→ Given instruction:
Among the lines below, list those containing the string "ER導入で変わりゆく大学病院".

-- START Information shown --

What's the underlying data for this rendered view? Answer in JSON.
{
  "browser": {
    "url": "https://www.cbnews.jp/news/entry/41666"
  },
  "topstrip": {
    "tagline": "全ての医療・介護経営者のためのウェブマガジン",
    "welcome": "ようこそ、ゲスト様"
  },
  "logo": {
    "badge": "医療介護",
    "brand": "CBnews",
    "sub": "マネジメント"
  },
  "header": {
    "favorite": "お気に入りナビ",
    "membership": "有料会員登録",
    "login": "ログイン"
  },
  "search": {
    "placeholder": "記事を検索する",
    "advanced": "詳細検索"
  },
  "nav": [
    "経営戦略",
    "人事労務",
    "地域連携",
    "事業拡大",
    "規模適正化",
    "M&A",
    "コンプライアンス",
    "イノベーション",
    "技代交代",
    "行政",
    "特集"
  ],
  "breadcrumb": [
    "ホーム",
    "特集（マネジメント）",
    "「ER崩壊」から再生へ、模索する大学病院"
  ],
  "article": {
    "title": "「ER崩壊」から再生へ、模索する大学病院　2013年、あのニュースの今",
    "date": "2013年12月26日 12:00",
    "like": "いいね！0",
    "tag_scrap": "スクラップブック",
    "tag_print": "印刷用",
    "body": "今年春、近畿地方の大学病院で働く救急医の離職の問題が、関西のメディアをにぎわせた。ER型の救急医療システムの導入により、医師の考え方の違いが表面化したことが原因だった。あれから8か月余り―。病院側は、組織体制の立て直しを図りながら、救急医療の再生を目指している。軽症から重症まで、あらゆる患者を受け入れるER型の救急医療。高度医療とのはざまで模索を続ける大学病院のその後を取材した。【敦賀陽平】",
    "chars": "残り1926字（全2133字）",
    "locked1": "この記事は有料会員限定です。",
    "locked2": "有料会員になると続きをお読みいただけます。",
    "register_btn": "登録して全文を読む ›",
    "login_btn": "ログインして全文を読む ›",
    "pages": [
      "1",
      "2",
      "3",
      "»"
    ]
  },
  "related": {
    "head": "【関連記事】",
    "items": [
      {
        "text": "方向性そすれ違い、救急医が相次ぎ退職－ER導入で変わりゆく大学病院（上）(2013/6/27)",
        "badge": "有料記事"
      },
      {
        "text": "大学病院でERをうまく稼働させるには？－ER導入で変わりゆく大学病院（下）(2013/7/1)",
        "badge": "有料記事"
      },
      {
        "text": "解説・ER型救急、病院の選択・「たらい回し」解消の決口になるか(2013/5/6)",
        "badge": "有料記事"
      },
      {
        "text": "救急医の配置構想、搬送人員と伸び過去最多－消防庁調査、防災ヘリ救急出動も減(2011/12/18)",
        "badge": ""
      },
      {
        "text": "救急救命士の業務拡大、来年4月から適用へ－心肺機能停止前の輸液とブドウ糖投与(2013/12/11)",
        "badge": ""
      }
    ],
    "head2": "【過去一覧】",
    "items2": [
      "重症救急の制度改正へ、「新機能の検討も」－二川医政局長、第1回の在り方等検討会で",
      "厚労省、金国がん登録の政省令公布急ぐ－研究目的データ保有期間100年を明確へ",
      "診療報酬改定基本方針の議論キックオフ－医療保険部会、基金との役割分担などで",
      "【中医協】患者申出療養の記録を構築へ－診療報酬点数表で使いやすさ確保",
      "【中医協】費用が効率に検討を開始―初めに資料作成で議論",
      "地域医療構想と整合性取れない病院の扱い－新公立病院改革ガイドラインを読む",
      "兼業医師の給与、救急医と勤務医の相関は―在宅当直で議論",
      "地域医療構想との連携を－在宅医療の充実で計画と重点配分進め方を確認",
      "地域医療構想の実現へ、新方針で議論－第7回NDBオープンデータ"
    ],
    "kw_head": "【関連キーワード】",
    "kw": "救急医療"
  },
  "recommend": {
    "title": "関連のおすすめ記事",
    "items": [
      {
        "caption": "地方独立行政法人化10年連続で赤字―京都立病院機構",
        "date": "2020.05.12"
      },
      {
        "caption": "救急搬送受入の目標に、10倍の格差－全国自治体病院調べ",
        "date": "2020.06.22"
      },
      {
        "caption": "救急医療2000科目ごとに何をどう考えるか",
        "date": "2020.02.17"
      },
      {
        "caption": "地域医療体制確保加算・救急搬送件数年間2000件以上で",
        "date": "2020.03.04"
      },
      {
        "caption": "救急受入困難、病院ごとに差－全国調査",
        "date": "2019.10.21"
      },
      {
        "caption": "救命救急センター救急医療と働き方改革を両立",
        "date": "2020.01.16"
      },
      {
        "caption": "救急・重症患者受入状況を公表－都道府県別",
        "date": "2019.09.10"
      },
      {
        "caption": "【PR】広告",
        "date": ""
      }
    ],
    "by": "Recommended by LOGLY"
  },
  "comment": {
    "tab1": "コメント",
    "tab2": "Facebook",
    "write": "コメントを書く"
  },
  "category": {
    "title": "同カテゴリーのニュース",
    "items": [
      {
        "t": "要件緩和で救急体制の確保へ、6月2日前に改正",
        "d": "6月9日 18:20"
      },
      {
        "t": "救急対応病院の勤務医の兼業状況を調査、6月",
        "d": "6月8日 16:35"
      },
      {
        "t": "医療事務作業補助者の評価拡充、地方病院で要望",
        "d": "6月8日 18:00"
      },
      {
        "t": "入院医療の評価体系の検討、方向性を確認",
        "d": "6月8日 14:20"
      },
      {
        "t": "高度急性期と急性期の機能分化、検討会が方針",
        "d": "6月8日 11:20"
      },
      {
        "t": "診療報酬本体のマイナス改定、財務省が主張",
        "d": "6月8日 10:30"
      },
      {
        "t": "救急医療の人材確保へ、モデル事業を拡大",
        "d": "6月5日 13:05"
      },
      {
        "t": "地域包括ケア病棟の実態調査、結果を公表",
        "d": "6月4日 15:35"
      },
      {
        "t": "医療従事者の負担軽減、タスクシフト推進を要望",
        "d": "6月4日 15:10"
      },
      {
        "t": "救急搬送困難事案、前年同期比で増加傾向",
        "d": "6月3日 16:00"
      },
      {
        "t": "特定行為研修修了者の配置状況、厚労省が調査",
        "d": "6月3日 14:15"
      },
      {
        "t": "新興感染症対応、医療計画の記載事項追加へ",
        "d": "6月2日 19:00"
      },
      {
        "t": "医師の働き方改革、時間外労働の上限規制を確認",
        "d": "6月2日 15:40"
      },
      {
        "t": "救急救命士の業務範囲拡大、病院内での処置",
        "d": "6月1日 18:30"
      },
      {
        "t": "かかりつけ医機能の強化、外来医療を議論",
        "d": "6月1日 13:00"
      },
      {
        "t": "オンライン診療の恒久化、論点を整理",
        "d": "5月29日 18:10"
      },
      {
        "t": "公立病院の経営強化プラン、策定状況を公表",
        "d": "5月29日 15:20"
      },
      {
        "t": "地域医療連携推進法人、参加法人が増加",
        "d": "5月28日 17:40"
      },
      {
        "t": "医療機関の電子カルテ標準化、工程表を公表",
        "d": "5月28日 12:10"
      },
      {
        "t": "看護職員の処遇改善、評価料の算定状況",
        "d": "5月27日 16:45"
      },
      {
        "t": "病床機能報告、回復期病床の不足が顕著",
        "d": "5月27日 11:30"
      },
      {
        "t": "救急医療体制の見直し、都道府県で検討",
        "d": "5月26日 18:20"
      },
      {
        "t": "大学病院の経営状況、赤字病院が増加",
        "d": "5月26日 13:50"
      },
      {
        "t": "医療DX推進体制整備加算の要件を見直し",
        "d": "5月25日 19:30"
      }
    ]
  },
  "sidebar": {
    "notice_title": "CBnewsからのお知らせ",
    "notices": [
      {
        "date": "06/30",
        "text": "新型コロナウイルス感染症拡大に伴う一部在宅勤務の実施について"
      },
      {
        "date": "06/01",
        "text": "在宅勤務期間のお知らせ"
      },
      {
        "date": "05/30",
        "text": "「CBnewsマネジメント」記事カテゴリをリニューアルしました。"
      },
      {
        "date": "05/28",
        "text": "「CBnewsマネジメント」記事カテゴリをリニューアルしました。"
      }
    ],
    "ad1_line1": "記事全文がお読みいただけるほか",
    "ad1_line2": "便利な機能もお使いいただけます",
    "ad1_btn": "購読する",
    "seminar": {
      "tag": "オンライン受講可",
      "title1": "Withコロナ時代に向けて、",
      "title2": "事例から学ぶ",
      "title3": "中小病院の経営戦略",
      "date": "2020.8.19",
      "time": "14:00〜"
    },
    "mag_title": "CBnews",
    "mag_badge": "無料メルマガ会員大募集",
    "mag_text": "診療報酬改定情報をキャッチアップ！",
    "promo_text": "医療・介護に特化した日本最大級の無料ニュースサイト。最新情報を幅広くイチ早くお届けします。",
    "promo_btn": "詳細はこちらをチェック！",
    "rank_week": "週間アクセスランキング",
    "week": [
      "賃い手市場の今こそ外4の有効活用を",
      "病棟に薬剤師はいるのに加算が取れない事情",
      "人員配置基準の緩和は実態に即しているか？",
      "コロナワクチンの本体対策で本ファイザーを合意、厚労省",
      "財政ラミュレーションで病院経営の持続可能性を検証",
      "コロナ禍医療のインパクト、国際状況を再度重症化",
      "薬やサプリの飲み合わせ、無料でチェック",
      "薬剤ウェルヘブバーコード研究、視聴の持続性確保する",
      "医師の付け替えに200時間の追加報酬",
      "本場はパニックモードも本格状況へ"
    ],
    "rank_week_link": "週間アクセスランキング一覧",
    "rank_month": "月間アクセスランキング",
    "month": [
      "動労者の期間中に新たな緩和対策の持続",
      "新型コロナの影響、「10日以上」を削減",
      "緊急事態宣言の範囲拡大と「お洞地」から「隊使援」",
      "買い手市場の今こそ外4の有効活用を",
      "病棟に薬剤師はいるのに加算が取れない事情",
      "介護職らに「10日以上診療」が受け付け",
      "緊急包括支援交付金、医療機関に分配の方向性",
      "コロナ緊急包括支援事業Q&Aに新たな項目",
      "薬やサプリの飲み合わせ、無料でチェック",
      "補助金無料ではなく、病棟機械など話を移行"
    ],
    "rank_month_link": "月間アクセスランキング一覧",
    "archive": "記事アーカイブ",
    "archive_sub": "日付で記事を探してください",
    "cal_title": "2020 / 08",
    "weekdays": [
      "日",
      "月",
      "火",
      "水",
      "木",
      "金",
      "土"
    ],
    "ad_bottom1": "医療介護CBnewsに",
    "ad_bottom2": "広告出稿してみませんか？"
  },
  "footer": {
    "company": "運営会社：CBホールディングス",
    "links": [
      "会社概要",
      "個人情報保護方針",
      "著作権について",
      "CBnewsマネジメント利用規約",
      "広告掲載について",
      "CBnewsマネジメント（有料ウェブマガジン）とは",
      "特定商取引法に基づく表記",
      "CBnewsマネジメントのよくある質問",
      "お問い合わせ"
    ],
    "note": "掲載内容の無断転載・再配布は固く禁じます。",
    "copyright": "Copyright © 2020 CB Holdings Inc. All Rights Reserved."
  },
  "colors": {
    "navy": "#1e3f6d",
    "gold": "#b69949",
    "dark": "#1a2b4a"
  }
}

-- END Information shown --

→ Task result:
        "text": "方向性そすれ違い、救急医が相次ぎ退職－ER導入で変わりゆく大学病院（上）(2013/6/27)",
        "text": "大学病院でERをうまく稼働させるには？－ER導入で変わりゆく大学病院（下）(2013/7/1)",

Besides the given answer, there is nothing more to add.